* _SHORT TASK_:
Your task is to repeat the records exactly from the line containing "Parse this screenshot: output" onward, through the final line.

##### DATA IN THIS EXERCISE

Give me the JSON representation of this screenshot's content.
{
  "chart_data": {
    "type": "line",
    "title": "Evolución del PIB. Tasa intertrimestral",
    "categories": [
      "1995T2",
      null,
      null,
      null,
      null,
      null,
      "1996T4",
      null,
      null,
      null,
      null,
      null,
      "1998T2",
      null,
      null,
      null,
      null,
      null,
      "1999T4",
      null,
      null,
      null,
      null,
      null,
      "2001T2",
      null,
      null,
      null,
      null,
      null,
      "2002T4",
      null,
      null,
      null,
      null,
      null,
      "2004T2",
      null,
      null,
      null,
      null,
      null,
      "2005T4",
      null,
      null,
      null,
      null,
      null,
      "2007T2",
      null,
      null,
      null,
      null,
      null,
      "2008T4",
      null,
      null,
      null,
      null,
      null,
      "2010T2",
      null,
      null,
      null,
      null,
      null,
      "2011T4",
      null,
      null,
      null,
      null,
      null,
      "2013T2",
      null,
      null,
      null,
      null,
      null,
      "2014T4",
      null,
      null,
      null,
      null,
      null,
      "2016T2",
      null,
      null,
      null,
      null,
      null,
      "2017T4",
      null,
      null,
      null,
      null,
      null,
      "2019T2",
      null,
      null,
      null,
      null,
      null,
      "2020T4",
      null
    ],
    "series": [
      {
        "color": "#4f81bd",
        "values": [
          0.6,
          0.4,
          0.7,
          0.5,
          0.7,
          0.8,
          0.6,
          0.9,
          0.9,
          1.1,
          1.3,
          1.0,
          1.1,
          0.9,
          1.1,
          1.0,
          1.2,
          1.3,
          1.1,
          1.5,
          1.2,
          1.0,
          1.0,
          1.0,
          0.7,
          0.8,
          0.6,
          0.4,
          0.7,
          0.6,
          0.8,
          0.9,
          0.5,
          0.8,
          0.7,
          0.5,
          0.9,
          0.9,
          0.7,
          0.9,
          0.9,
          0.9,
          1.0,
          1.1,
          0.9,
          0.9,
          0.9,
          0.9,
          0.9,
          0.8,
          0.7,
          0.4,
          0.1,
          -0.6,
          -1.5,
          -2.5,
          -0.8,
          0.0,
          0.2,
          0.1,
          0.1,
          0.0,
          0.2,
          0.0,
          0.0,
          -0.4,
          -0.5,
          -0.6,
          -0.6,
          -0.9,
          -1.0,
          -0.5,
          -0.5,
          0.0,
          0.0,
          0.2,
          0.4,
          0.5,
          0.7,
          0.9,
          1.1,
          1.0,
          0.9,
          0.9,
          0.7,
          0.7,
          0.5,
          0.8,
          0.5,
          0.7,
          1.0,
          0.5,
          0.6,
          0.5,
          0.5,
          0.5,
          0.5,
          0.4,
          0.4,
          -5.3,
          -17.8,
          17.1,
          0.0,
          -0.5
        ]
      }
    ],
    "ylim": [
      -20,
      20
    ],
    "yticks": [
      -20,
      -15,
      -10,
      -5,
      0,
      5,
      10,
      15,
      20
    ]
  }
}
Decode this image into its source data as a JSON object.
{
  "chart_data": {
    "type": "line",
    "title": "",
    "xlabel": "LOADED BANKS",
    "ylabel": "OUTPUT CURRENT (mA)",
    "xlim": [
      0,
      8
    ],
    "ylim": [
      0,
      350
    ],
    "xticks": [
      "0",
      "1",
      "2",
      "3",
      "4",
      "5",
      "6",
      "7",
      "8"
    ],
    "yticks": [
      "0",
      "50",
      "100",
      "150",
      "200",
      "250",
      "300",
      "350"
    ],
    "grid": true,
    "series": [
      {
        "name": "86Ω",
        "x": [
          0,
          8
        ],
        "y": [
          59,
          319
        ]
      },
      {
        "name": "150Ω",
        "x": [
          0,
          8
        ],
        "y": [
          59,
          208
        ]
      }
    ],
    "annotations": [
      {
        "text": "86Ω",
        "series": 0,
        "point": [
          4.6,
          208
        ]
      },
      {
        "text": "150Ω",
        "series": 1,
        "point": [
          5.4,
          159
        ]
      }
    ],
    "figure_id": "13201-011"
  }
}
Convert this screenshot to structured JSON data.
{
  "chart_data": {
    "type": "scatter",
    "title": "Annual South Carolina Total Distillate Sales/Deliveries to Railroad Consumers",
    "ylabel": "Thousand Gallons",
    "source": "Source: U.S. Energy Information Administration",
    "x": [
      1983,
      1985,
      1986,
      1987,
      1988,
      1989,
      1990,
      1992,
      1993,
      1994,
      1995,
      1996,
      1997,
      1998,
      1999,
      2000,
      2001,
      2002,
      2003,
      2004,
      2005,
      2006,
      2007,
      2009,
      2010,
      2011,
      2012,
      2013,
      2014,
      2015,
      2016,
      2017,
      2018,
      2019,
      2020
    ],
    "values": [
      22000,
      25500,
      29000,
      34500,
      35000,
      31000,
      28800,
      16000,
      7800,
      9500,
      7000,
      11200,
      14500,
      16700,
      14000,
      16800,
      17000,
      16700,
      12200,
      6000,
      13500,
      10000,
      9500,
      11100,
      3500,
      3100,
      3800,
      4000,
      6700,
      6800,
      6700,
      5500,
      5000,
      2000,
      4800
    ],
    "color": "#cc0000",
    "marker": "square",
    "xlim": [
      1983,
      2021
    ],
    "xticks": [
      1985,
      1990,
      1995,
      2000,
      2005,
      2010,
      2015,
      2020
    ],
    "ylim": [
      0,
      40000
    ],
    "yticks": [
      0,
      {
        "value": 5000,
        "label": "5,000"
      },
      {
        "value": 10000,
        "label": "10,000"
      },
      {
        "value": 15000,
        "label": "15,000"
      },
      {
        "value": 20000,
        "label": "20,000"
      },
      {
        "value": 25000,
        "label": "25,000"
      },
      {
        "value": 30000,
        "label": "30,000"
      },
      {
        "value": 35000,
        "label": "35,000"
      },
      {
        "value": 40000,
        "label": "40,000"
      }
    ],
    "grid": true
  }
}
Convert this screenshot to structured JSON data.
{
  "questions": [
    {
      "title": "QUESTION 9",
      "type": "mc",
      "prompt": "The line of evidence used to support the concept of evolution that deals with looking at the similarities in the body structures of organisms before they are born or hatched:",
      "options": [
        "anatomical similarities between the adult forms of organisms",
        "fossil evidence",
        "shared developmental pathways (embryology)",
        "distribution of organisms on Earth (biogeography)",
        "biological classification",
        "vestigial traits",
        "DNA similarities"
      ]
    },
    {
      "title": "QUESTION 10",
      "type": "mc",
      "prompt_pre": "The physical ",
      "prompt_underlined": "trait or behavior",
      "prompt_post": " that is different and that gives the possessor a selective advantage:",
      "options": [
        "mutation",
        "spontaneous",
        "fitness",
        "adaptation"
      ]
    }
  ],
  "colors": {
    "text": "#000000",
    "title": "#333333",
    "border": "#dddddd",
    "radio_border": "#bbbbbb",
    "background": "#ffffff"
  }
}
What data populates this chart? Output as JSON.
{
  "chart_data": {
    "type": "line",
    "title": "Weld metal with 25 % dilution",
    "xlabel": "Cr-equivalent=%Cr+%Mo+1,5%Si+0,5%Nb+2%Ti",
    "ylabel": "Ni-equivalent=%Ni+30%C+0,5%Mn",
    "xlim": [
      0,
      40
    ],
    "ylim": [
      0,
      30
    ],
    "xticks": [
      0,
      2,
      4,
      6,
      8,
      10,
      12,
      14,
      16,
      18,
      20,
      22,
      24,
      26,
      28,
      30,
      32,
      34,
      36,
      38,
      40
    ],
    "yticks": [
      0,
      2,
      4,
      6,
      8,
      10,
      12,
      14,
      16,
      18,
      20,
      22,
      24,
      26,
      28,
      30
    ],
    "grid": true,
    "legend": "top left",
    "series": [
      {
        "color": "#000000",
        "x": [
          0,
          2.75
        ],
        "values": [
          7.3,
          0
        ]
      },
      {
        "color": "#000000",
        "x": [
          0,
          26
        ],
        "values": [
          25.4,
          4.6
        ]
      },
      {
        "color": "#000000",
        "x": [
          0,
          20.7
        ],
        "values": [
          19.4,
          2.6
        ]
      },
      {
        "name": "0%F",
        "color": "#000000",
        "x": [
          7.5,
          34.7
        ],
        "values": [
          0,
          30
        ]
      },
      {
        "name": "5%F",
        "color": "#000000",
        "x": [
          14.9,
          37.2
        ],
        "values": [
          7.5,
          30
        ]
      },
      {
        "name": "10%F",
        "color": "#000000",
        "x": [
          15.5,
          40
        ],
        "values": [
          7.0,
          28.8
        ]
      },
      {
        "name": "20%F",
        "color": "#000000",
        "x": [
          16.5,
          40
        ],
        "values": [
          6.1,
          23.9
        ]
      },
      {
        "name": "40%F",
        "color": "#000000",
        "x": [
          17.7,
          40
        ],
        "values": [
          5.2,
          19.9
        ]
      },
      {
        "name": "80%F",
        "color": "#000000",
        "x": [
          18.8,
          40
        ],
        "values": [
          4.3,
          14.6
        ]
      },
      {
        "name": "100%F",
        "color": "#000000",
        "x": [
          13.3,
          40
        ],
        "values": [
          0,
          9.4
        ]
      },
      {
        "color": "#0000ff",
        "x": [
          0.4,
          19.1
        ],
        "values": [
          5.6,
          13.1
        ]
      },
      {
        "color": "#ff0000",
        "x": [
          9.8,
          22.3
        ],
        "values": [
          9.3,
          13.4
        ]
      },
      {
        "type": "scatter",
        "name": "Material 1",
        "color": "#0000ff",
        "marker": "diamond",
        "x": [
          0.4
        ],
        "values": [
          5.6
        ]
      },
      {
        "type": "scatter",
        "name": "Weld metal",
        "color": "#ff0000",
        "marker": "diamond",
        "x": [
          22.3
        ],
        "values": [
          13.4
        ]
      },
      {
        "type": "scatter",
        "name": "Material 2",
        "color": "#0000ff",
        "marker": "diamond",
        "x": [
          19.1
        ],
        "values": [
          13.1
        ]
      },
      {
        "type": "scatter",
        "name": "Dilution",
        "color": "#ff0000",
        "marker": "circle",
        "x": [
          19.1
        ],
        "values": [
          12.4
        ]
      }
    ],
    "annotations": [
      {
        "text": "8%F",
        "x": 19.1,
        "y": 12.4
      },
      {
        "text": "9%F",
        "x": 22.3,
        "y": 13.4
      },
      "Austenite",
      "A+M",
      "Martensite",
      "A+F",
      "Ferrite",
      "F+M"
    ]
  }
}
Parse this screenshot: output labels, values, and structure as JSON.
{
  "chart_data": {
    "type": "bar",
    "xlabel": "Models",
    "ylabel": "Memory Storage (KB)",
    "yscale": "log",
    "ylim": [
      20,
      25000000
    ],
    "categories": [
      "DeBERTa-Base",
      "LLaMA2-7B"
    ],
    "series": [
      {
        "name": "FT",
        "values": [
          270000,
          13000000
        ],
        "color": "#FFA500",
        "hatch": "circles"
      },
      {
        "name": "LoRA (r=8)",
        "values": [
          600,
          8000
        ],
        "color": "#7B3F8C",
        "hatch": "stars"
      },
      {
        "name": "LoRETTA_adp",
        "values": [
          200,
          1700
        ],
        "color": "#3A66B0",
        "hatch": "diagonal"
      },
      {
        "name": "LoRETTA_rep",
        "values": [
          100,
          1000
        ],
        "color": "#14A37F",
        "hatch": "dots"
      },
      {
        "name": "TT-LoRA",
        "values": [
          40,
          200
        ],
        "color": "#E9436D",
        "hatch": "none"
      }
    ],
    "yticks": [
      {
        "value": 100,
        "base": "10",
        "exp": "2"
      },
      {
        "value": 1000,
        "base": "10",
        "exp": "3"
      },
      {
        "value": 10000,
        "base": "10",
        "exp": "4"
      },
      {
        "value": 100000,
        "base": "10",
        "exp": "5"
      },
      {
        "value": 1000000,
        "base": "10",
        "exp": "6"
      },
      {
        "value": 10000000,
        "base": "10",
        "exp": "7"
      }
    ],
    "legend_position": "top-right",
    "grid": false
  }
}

##########

* _RESULT OF THE TASK_:
Parse this screenshot: output labels, values, and structure as JSON.
{
  "chart_data": {
    "type": "bar",
    "xlabel": "Models",
    "ylabel": "Memory Storage (KB)",
    "yscale": "log",
    "ylim": [
      20,
      25000000
    ],
    "categories": [
      "DeBERTa-Base",
      "LLaMA2-7B"
    ],
    "series": [
      {
        "name": "FT",
        "values": [
          270000,
          13000000
        ],
        "color": "#FFA500",
        "hatch": "circles"
      },
      {
        "name": "LoRA (r=8)",
        "values": [
          600,
          8000
        ],
        "color": "#7B3F8C",
        "hatch": "stars"
      },
      {
        "name": "LoRETTA_adp",
        "values": [
          200,
          1700
        ],
        "color": "#3A66B0",
        "hatch": "diagonal"
      },
      {
        "name": "LoRETTA_rep",
        "values": [
          100,
          1000
        ],
        "color": "#14A37F",
        "hatch": "dots"
      },
      {
        "name": "TT-LoRA",
        "values": [
          40,
          200
        ],
        "color": "#E9436D",
        "hatch": "none"
      }
    ],
    "yticks": [
      {
        "value": 100,
        "base": "10",
        "exp": "2"
      },
      {
        "value": 1000,
        "base": "10",
        "exp": "3"
      },
      {
        "value": 10000,
        "base": "10",
        "exp": "4"
      },
      {
        "value": 100000,
        "base": "10",
        "exp": "5"
      },
      {
        "value": 1000000,
        "base": "10",
        "exp": "6"
      },
      {
        "value": 10000000,
        "base": "10",
        "exp": "7"
      }
    ],
    "legend_position": "top-right",
    "grid": false
  }
}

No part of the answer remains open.